Layout listing
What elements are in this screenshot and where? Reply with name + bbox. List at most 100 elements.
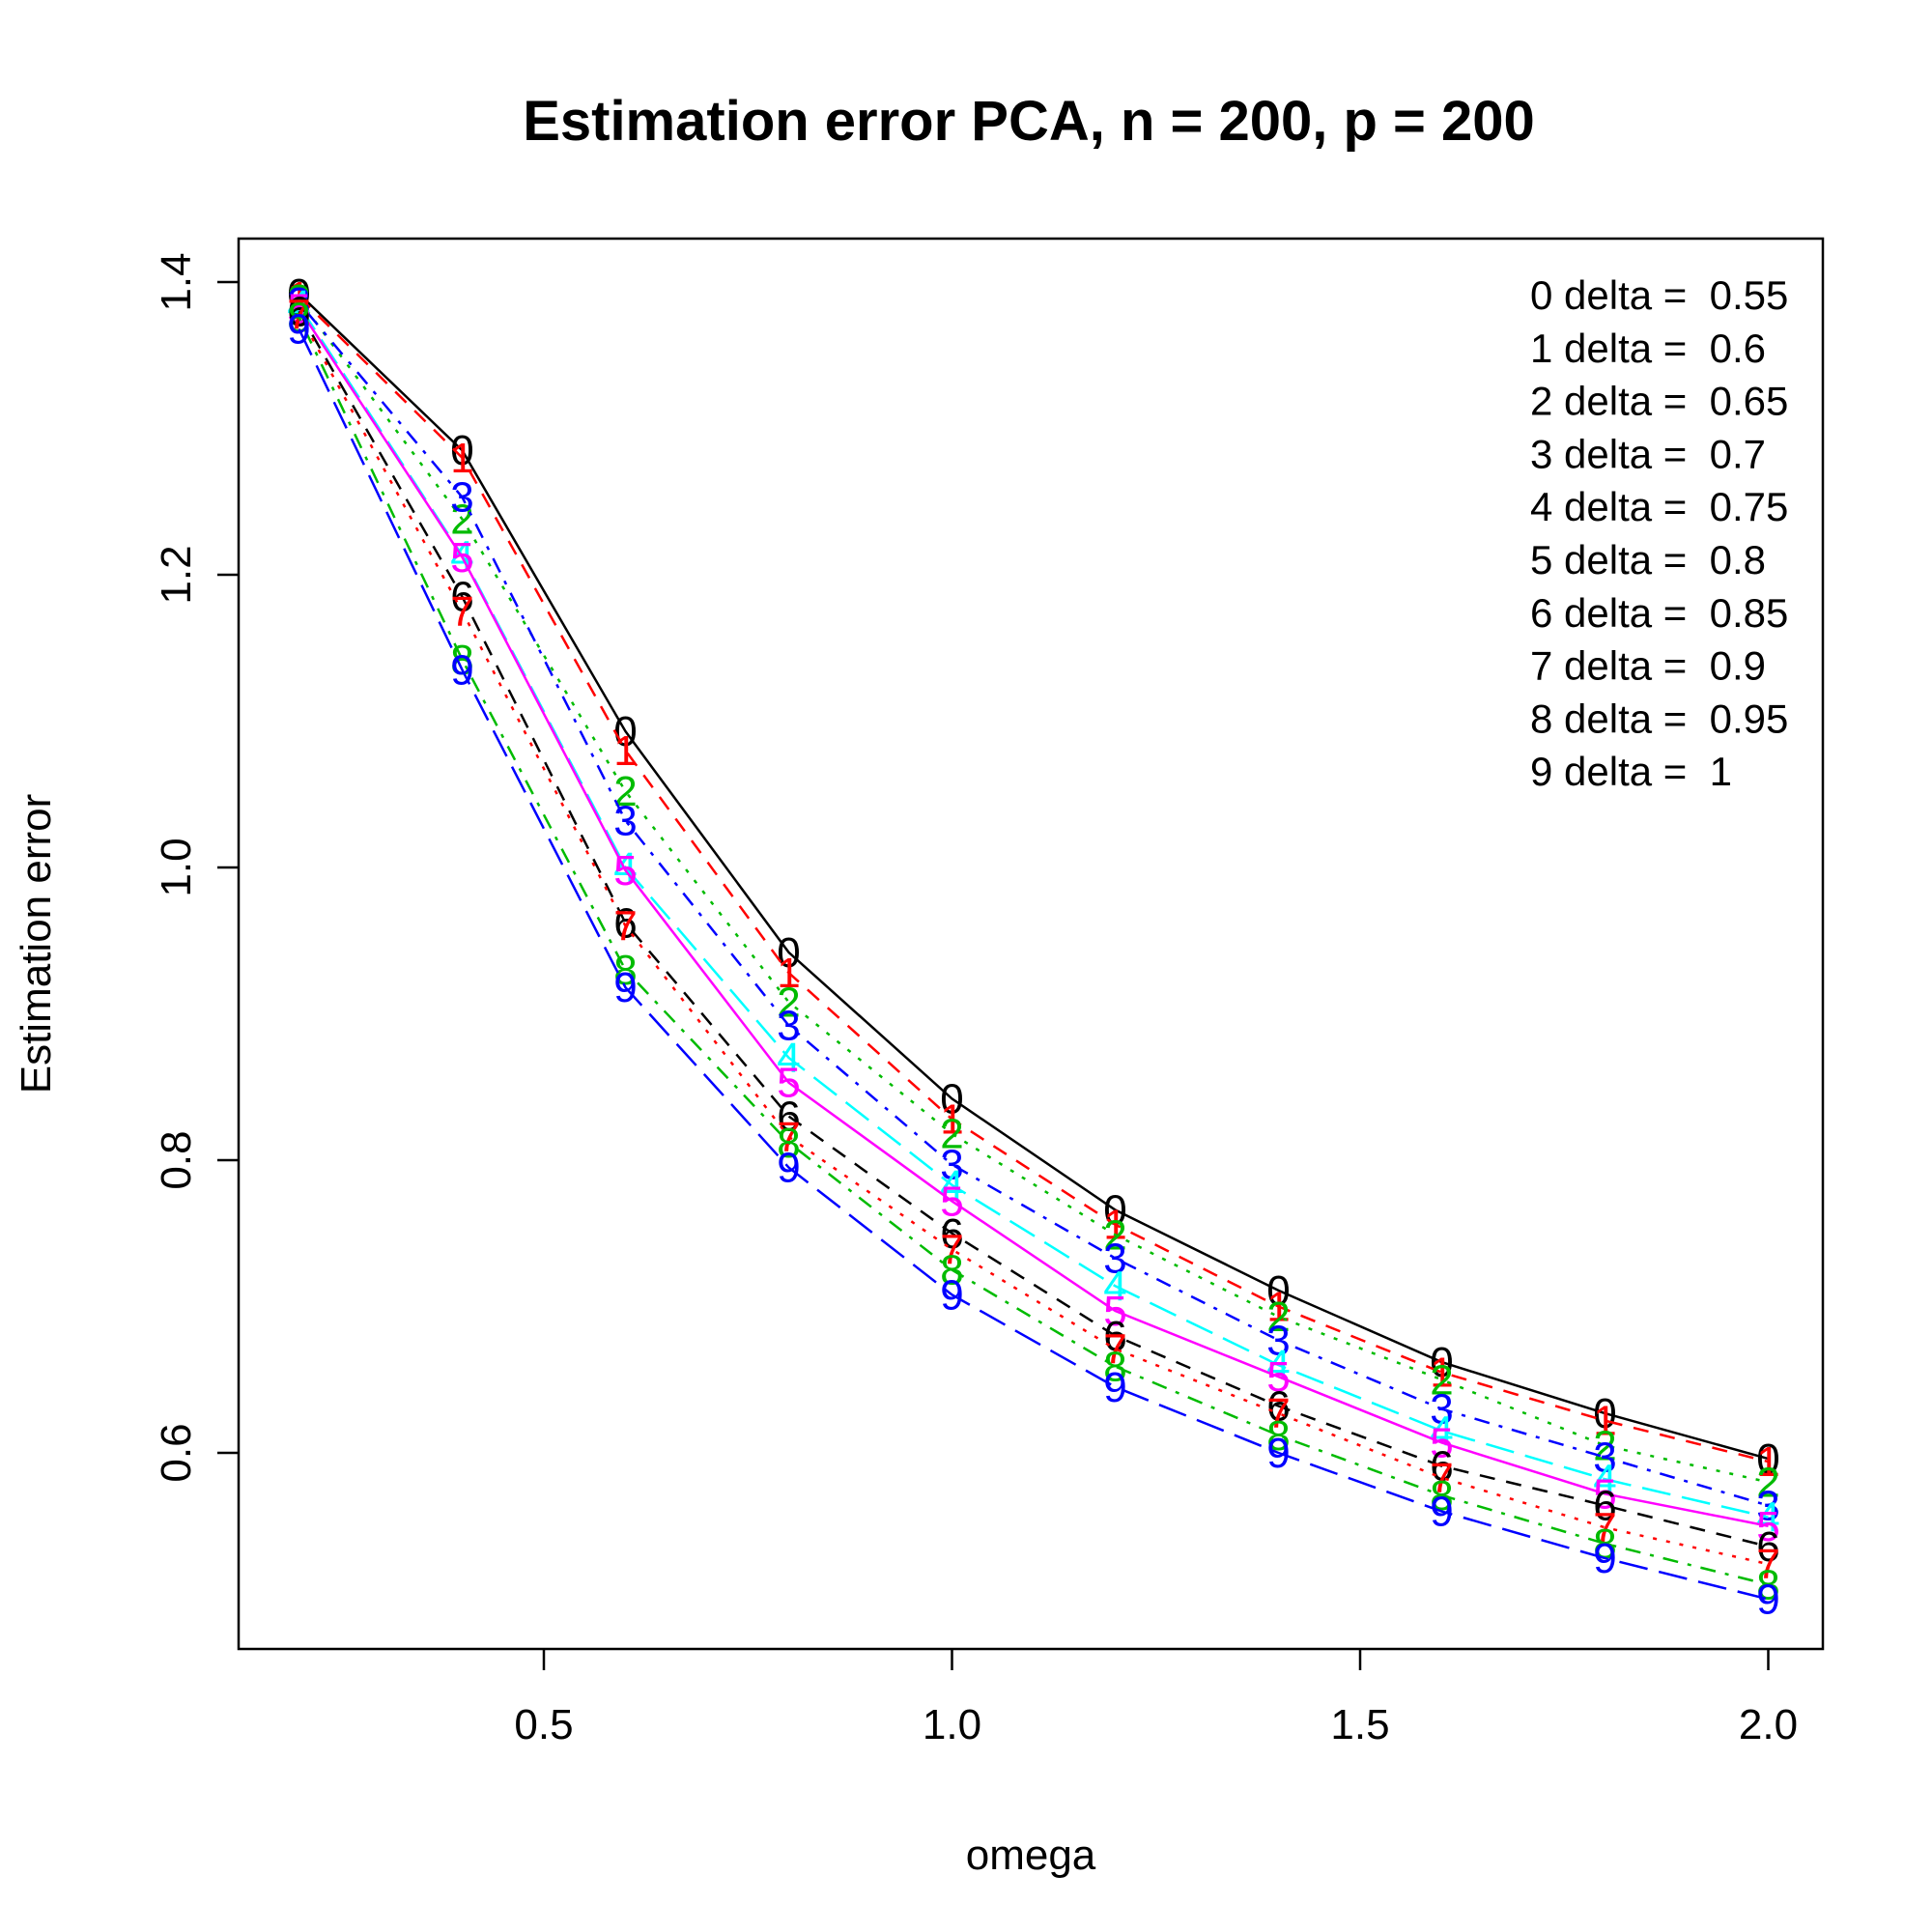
series-line-8 (298, 316, 1769, 1586)
data-point: 7 (1756, 1541, 1779, 1588)
data-point: 8 (777, 1120, 800, 1167)
data-point: 9 (1756, 1577, 1779, 1624)
data-point: 2 (1430, 1356, 1453, 1404)
series-line-7 (298, 313, 1769, 1566)
data-point: 9 (287, 305, 310, 353)
data-point: 3 (1103, 1236, 1126, 1283)
data-point: 3 (1430, 1386, 1453, 1434)
data-point: 1 (1593, 1398, 1616, 1445)
data-point: 7 (1593, 1504, 1616, 1551)
data-point: 5 (777, 1060, 800, 1107)
data-point: 8 (940, 1247, 963, 1294)
y-tick-label: 0.6 (153, 1423, 200, 1482)
legend-item-7: 7 delta = 0.9 (1530, 643, 1766, 689)
data-point: 6 (1430, 1443, 1453, 1491)
data-point: 7 (1430, 1455, 1453, 1502)
data-point: 7 (613, 903, 637, 951)
x-axis: 0.5 1.0 1.5 2.0 (514, 1649, 1798, 1748)
chart-title: Estimation error PCA, n = 200, p = 200 (523, 90, 1535, 153)
data-point: 1 (777, 950, 800, 997)
data-point: 3 (940, 1142, 963, 1189)
y-axis-label: Estimation error (13, 794, 60, 1094)
data-point: 2 (777, 979, 800, 1026)
data-point: 5 (1756, 1503, 1779, 1550)
legend: 0 delta = 0.55 1 delta = 0.6 2 delta = 0.6… (1530, 272, 1788, 794)
data-point: 9 (940, 1271, 963, 1319)
data-point: 3 (450, 474, 473, 522)
x-tick-label: 1.5 (1330, 1701, 1389, 1748)
data-point: 1 (613, 727, 637, 775)
data-point: 9 (777, 1145, 800, 1192)
legend-item-3: 3 delta = 0.7 (1530, 431, 1766, 476)
data-point: 9 (613, 964, 637, 1011)
data-point: 6 (1266, 1383, 1290, 1431)
data-point: 2 (940, 1111, 963, 1158)
data-point: 5 (940, 1178, 963, 1225)
series-line-3 (298, 301, 1769, 1507)
data-point: 5 (1430, 1419, 1453, 1466)
legend-item-0: 0 delta = 0.55 (1530, 272, 1788, 318)
data-point: 7 (1103, 1325, 1126, 1373)
x-tick-label: 0.5 (514, 1701, 573, 1748)
data-point: 6 (1593, 1483, 1616, 1530)
data-point: 1 (1756, 1438, 1779, 1486)
data-point: 9 (1266, 1430, 1290, 1477)
data-point: 9 (450, 646, 473, 694)
data-point: 7 (777, 1114, 800, 1161)
data-point: 4 (1103, 1263, 1126, 1310)
y-tick-label: 1.0 (153, 838, 200, 896)
data-point: 1 (1266, 1284, 1290, 1331)
legend-item-2: 2 delta = 0.65 (1530, 379, 1788, 424)
x-axis-label: omega (966, 1832, 1096, 1879)
legend-item-5: 5 delta = 0.8 (1530, 537, 1766, 582)
data-point: 9 (1430, 1489, 1453, 1536)
data-point: 3 (1266, 1317, 1290, 1364)
data-point: 2 (450, 496, 473, 543)
data-point: 0 (1756, 1435, 1779, 1483)
data-point: 2 (1266, 1293, 1290, 1341)
data-point: 5 (613, 847, 637, 895)
y-tick-label: 1.2 (153, 545, 200, 604)
data-point: 6 (940, 1210, 963, 1258)
data-point: 1 (1103, 1202, 1126, 1249)
data-point: 8 (1593, 1520, 1616, 1568)
data-point: 9 (1593, 1535, 1616, 1582)
data-point: 5 (450, 534, 473, 582)
legend-item-9: 9 delta = 1 (1530, 749, 1732, 794)
data-point: 3 (1593, 1435, 1616, 1482)
data-point: 1 (940, 1096, 963, 1144)
series-group: 0000000000111111111122222222223333333333… (287, 270, 1779, 1623)
data-point: 2 (1593, 1422, 1616, 1469)
data-point: 3 (613, 798, 637, 845)
x-tick-label: 2.0 (1739, 1701, 1798, 1748)
data-point: 3 (777, 1003, 800, 1050)
data-point: 1 (450, 435, 473, 482)
data-point: 0 (940, 1075, 963, 1122)
data-point: 0 (1430, 1339, 1453, 1386)
plot-frame (237, 237, 1825, 1651)
data-point: 4 (1756, 1494, 1779, 1542)
series-line-9 (298, 327, 1769, 1601)
data-point: 7 (1266, 1390, 1290, 1437)
data-point: 8 (1756, 1561, 1779, 1608)
data-point: 8 (450, 637, 473, 684)
legend-item-8: 8 delta = 0.95 (1530, 696, 1788, 741)
data-point: 4 (1430, 1407, 1453, 1455)
legend-item-4: 4 delta = 0.75 (1530, 484, 1788, 529)
legend-item-1: 1 delta = 0.6 (1530, 326, 1766, 371)
x-tick-label: 1.0 (923, 1701, 981, 1748)
data-point: 5 (287, 285, 310, 332)
data-point: 5 (1593, 1470, 1616, 1518)
data-point: 0 (1103, 1187, 1126, 1235)
data-point: 0 (777, 929, 800, 977)
data-point: 0 (1593, 1390, 1616, 1437)
data-point: 4 (1266, 1342, 1290, 1389)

## TASK TO CARRY OUT:
Transcribe every line of the listing above word for word, leaving out the pictures.

## RESULT OF THIS EXERCISE:
What elements are in this screenshot and where? Reply with name + bbox. List at most 100 elements.
series-line-8 (298, 316, 1769, 1586)
data-point: 7 (1756, 1541, 1779, 1588)
data-point: 8 (777, 1120, 800, 1167)
data-point: 9 (1756, 1577, 1779, 1624)
data-point: 2 (1430, 1356, 1453, 1404)
series-line-7 (298, 313, 1769, 1566)
data-point: 9 (287, 305, 310, 353)
data-point: 3 (1103, 1236, 1126, 1283)
data-point: 3 (1430, 1386, 1453, 1434)
data-point: 1 (1593, 1398, 1616, 1445)
data-point: 7 (1593, 1504, 1616, 1551)
data-point: 5 (777, 1060, 800, 1107)
data-point: 8 (940, 1247, 963, 1294)
y-tick-label: 0.6 (153, 1423, 200, 1482)
legend-item-7: 7 delta = 0.9 (1530, 643, 1766, 689)
data-point: 6 (1430, 1443, 1453, 1491)
data-point: 7 (1430, 1455, 1453, 1502)
data-point: 7 (613, 903, 637, 951)
x-axis: 0.5 1.0 1.5 2.0 (514, 1649, 1798, 1748)
chart-title: Estimation error PCA, n = 200, p = 200 (523, 90, 1535, 153)
data-point: 1 (777, 950, 800, 997)
data-point: 3 (940, 1142, 963, 1189)
y-axis-label: Estimation error (13, 794, 60, 1094)
data-point: 2 (777, 979, 800, 1026)
data-point: 5 (1756, 1503, 1779, 1550)
legend: 0 delta = 0.55 1 delta = 0.6 2 delta = 0.6… (1530, 272, 1788, 794)
data-point: 9 (940, 1271, 963, 1319)
data-point: 3 (450, 474, 473, 522)
x-tick-label: 1.5 (1330, 1701, 1389, 1748)
data-point: 1 (613, 727, 637, 775)
data-point: 9 (777, 1145, 800, 1192)
legend-item-3: 3 delta = 0.7 (1530, 431, 1766, 476)
data-point: 9 (613, 964, 637, 1011)
data-point: 6 (1266, 1383, 1290, 1431)
data-point: 2 (940, 1111, 963, 1158)
data-point: 5 (940, 1178, 963, 1225)
series-line-3 (298, 301, 1769, 1507)
data-point: 5 (1430, 1419, 1453, 1466)
legend-item-0: 0 delta = 0.55 (1530, 272, 1788, 318)
data-point: 7 (1103, 1325, 1126, 1373)
x-tick-label: 0.5 (514, 1701, 573, 1748)
data-point: 6 (1593, 1483, 1616, 1530)
data-point: 1 (1756, 1438, 1779, 1486)
data-point: 9 (1266, 1430, 1290, 1477)
data-point: 9 (450, 646, 473, 694)
data-point: 7 (777, 1114, 800, 1161)
data-point: 4 (1103, 1263, 1126, 1310)
y-tick-label: 1.0 (153, 838, 200, 896)
data-point: 1 (1266, 1284, 1290, 1331)
legend-item-2: 2 delta = 0.65 (1530, 379, 1788, 424)
x-axis-label: omega (966, 1832, 1096, 1879)
legend-item-5: 5 delta = 0.8 (1530, 537, 1766, 582)
data-point: 9 (1430, 1489, 1453, 1536)
data-point: 3 (1266, 1317, 1290, 1364)
data-point: 2 (450, 496, 473, 543)
data-point: 0 (1756, 1435, 1779, 1483)
data-point: 2 (1266, 1293, 1290, 1341)
data-point: 5 (613, 847, 637, 895)
y-tick-label: 1.2 (153, 545, 200, 604)
data-point: 6 (940, 1210, 963, 1258)
data-point: 1 (1103, 1202, 1126, 1249)
data-point: 8 (1593, 1520, 1616, 1568)
data-point: 9 (1593, 1535, 1616, 1582)
data-point: 5 (450, 534, 473, 582)
legend-item-9: 9 delta = 1 (1530, 749, 1732, 794)
data-point: 3 (1593, 1435, 1616, 1482)
data-point: 1 (940, 1096, 963, 1144)
series-group: 0000000000111111111122222222223333333333… (287, 270, 1779, 1623)
data-point: 2 (1593, 1422, 1616, 1469)
data-point: 3 (613, 798, 637, 845)
x-tick-label: 2.0 (1739, 1701, 1798, 1748)
data-point: 3 (777, 1003, 800, 1050)
data-point: 1 (450, 435, 473, 482)
data-point: 0 (940, 1075, 963, 1122)
data-point: 0 (1430, 1339, 1453, 1386)
plot-frame (237, 237, 1825, 1651)
data-point: 4 (1756, 1494, 1779, 1542)
series-line-9 (298, 327, 1769, 1601)
data-point: 7 (1266, 1390, 1290, 1437)
data-point: 8 (1756, 1561, 1779, 1608)
data-point: 8 (450, 637, 473, 684)
legend-item-8: 8 delta = 0.95 (1530, 696, 1788, 741)
data-point: 4 (1430, 1407, 1453, 1455)
legend-item-4: 4 delta = 0.75 (1530, 484, 1788, 529)
legend-item-1: 1 delta = 0.6 (1530, 326, 1766, 371)
x-tick-label: 1.0 (923, 1701, 981, 1748)
data-point: 5 (287, 285, 310, 332)
data-point: 5 (1593, 1470, 1616, 1518)
data-point: 0 (1103, 1187, 1126, 1235)
data-point: 0 (777, 929, 800, 977)
data-point: 0 (1593, 1390, 1616, 1437)
data-point: 4 (1266, 1342, 1290, 1389)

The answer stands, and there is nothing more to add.